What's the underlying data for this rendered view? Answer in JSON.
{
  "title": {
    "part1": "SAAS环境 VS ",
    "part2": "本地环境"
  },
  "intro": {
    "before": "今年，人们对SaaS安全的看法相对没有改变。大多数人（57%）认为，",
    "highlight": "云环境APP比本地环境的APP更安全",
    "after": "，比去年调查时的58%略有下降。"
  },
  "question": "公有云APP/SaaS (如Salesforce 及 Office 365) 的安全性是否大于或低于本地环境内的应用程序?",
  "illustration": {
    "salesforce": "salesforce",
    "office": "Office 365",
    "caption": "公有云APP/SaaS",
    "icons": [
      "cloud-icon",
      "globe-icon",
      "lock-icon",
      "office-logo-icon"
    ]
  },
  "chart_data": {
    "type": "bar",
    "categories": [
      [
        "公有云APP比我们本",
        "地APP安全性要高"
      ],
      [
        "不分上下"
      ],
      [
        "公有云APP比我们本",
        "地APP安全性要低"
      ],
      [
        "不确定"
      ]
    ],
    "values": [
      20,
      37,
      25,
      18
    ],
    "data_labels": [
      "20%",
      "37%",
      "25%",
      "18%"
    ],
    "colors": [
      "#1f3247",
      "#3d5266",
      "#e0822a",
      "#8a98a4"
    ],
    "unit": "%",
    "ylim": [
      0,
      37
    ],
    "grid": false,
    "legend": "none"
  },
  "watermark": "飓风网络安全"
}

--------------------

# [Requirement]
Reproduce every entry shown above, precisely as it stands.

# [Response below]
What's the underlying data for this rendered view? Answer in JSON.
{
  "title": {
    "part1": "SAAS环境 VS ",
    "part2": "本地环境"
  },
  "intro": {
    "before": "今年，人们对SaaS安全的看法相对没有改变。大多数人（57%）认为，",
    "highlight": "云环境APP比本地环境的APP更安全",
    "after": "，比去年调查时的58%略有下降。"
  },
  "question": "公有云APP/SaaS (如Salesforce 及 Office 365) 的安全性是否大于或低于本地环境内的应用程序?",
  "illustration": {
    "salesforce": "salesforce",
    "office": "Office 365",
    "caption": "公有云APP/SaaS",
    "icons": [
      "cloud-icon",
      "globe-icon",
      "lock-icon",
      "office-logo-icon"
    ]
  },
  "chart_data": {
    "type": "bar",
    "categories": [
      [
        "公有云APP比我们本",
        "地APP安全性要高"
      ],
      [
        "不分上下"
      ],
      [
        "公有云APP比我们本",
        "地APP安全性要低"
      ],
      [
        "不确定"
      ]
    ],
    "values": [
      20,
      37,
      25,
      18
    ],
    "data_labels": [
      "20%",
      "37%",
      "25%",
      "18%"
    ],
    "colors": [
      "#1f3247",
      "#3d5266",
      "#e0822a",
      "#8a98a4"
    ],
    "unit": "%",
    "ylim": [
      0,
      37
    ],
    "grid": false,
    "legend": "none"
  },
  "watermark": "飓风网络安全"
}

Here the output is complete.